- _Records to process_:
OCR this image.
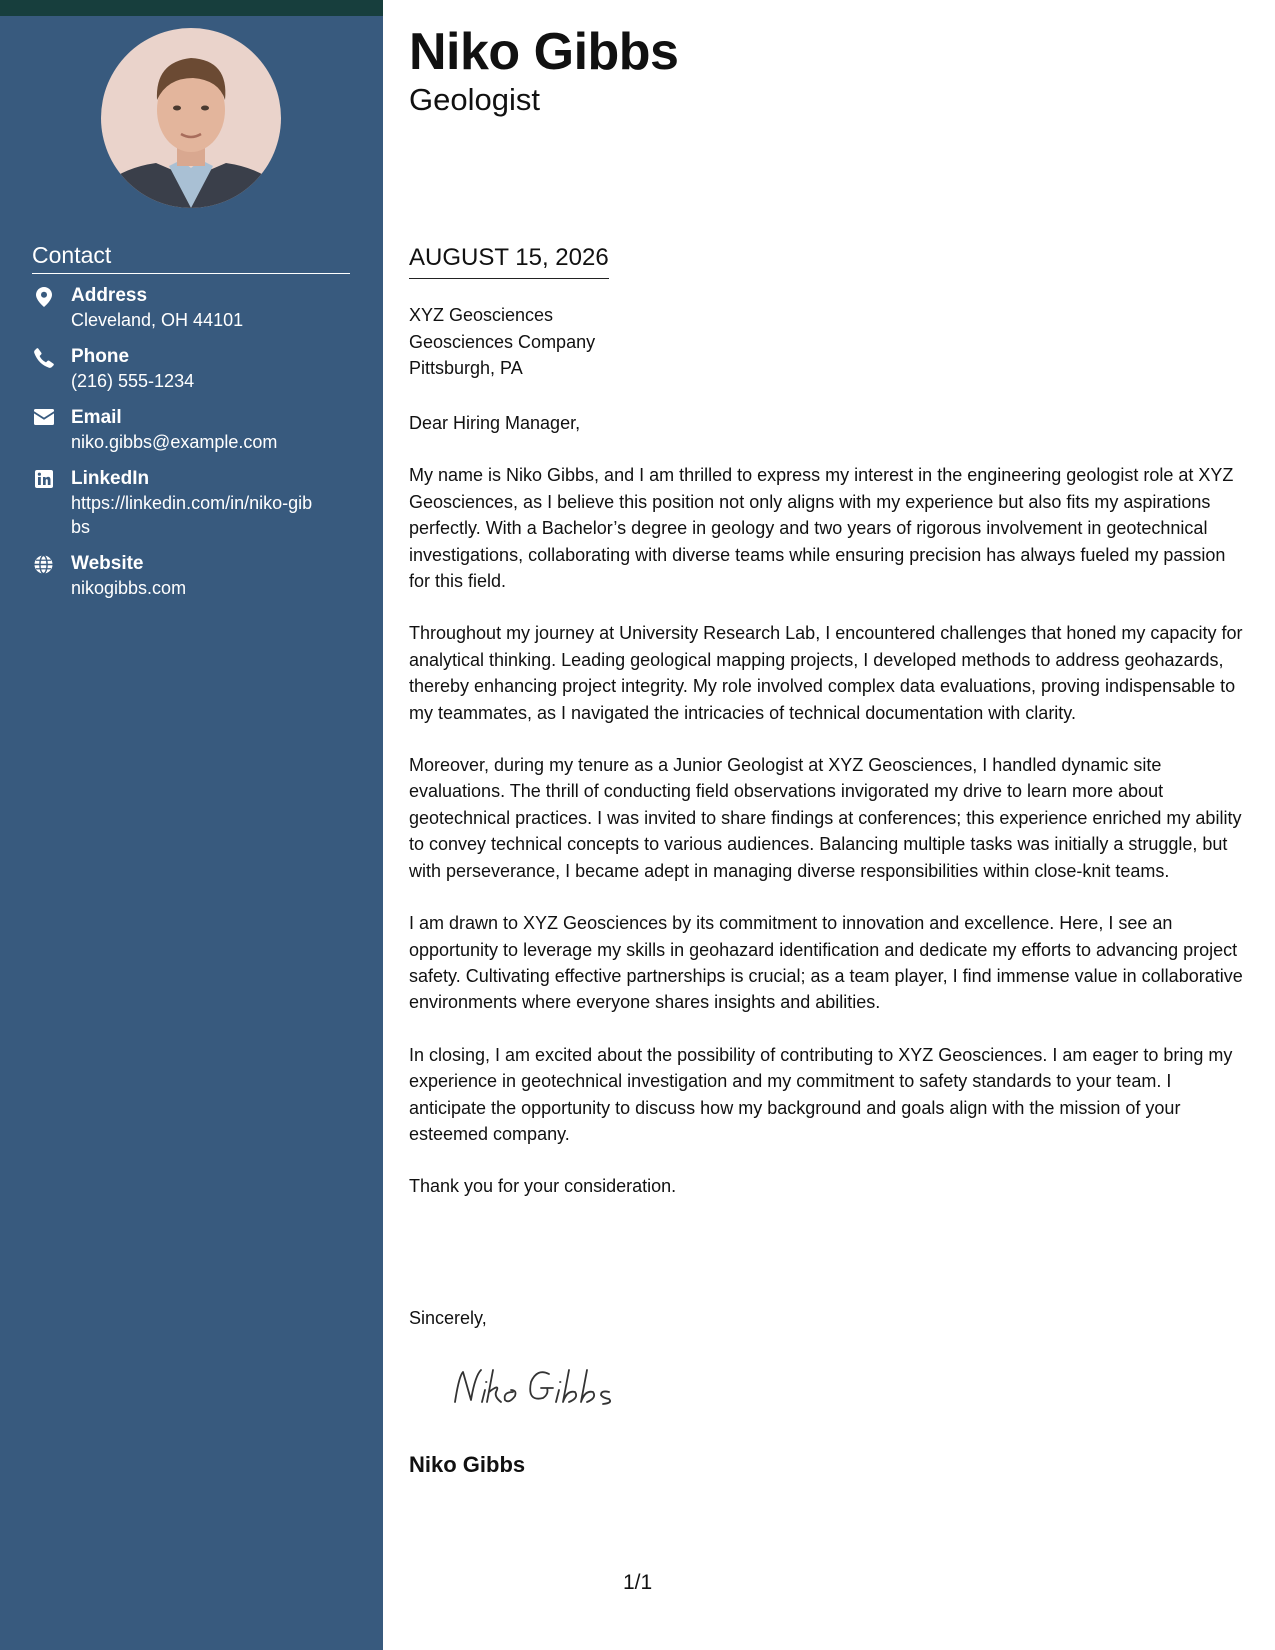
Contact
Address
Cleveland, OH 44101
Phone
(216) 555-1234
Email
niko.gibbs@example.com
LinkedIn
https://linkedin.com/in/niko-gibbs
Website
nikogibbs.com
Niko Gibbs
Geologist
AUGUST 15, 2026
XYZ Geosciences
Geosciences Company
Pittsburgh, PA

Dear Hiring Manager,

My name is Niko Gibbs, and I am thrilled to express my interest in the engineering geologist role at XYZ Geosciences, as I believe this position not only aligns with my experience but also fits my aspirations perfectly. With a Bachelor’s degree in geology and two years of rigorous involvement in geotechnical investigations, collaborating with diverse teams while ensuring precision has always fueled my passion for this field.

Throughout my journey at University Research Lab, I encountered challenges that honed my capacity for analytical thinking. Leading geological mapping projects, I developed methods to address geohazards, thereby enhancing project integrity. My role involved complex data evaluations, proving indispensable to my teammates, as I navigated the intricacies of technical documentation with clarity.

Moreover, during my tenure as a Junior Geologist at XYZ Geosciences, I handled dynamic site evaluations. The thrill of conducting field observations invigorated my drive to learn more about geotechnical practices. I was invited to share findings at conferences; this experience enriched my ability to convey technical concepts to various audiences. Balancing multiple tasks was initially a struggle, but with perseverance, I became adept in managing diverse responsibilities within close-knit teams.

I am drawn to XYZ Geosciences by its commitment to innovation and excellence. Here, I see an opportunity to leverage my skills in geohazard identification and dedicate my efforts to advancing project safety. Cultivating effective partnerships is crucial; as a team player, I find immense value in collaborative environments where everyone shares insights and abilities.

In closing, I am excited about the possibility of contributing to XYZ Geosciences. I am eager to bring my experience in geotechnical investigation and my commitment to safety standards to your team. I anticipate the opportunity to discuss how my background and goals align with the mission of your esteemed company.

Thank you for your consideration.

Sincerely,
Niko Gibbs
1/1
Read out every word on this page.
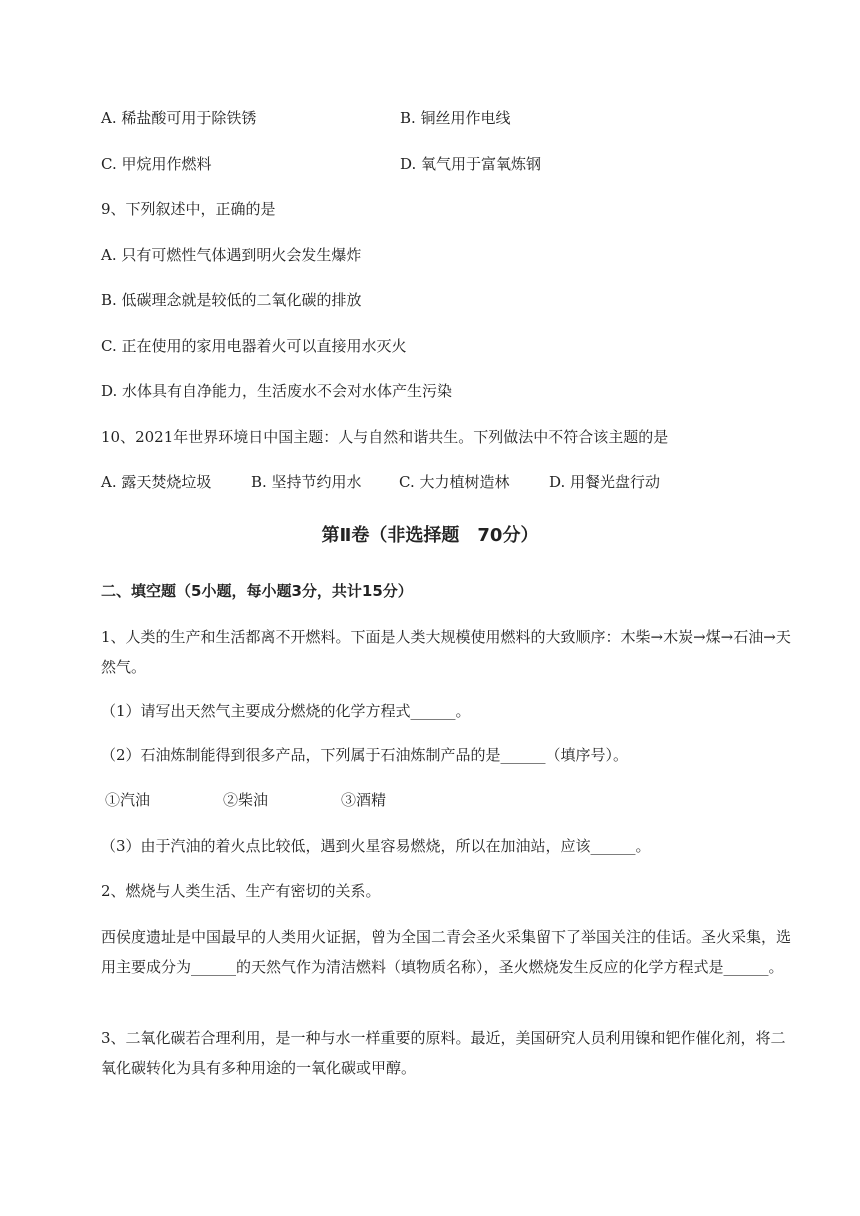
A. 稀盐酸可用于除铁锈	B. 铜丝用作电线
C. 甲烷用作燃料	D. 氧气用于富氧炼钢
9、下列叙述中，正确的是
A. 只有可燃性气体遇到明火会发生爆炸
B. 低碳理念就是较低的二氧化碳的排放
C. 正在使用的家用电器着火可以直接用水灭火
D. 水体具有自净能力，生活废水不会对水体产生污染
10、2021年世界环境日中国主题：人与自然和谐共生。下列做法中不符合该主题的是
A. 露天焚烧垃圾	B. 坚持节约用水 C. 大力植树造林	D. 用餐光盘行动
第Ⅱ卷（非选择题　70分）
二、填空题（5小题，每小题3分，共计15分）
1、人类的生产和生活都离不开燃料。下面是人类大规模使用燃料的大致顺序：木柴→木炭→煤→石油→天然气。
（1）请写出天然气主要成分燃烧的化学方程式______。
（2）石油炼制能得到很多产品，下列属于石油炼制产品的是______（填序号）。
①汽油	②柴油	③酒精
（3）由于汽油的着火点比较低，遇到火星容易燃烧，所以在加油站，应该______。
2、燃烧与人类生活、生产有密切的关系。
西侯度遗址是中国最早的人类用火证据，曾为全国二青会圣火采集留下了举国关注的佳话。圣火采集，选用主要成分为______的天然气作为清洁燃料（填物质名称），圣火燃烧发生反应的化学方程式是______。
3、二氧化碳若合理利用，是一种与水一样重要的原料。最近，美国研究人员利用镍和钯作催化剂，将二氧化碳转化为具有多种用途的一氧化碳或甲醇。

- _What the exercise asks_:
In the records above, locate each line with the word "geotechnical". Copy all such lines.

- _Complete answer_:
My name is Niko Gibbs, and I am thrilled to express my interest in the engineering geologist role at XYZ Geosciences, as I believe this position not only aligns with my experience but also fits my aspirations perfectly. With a Bachelor’s degree in geology and two years of rigorous involvement in geotechnical investigations, collaborating with diverse teams while ensuring precision has always fueled my passion for this field.
Moreover, during my tenure as a Junior Geologist at XYZ Geosciences, I handled dynamic site evaluations. The thrill of conducting field observations invigorated my drive to learn more about geotechnical practices. I was invited to share findings at conferences; this experience enriched my ability to convey technical concepts to various audiences. Balancing multiple tasks was initially a struggle, but with perseverance, I became adept in managing diverse responsibilities within close-knit teams.
In closing, I am excited about the possibility of contributing to XYZ Geosciences. I am eager to bring my experience in geotechnical investigation and my commitment to safety standards to your team. I anticipate the opportunity to discuss how my background and goals align with the mission of your esteemed company.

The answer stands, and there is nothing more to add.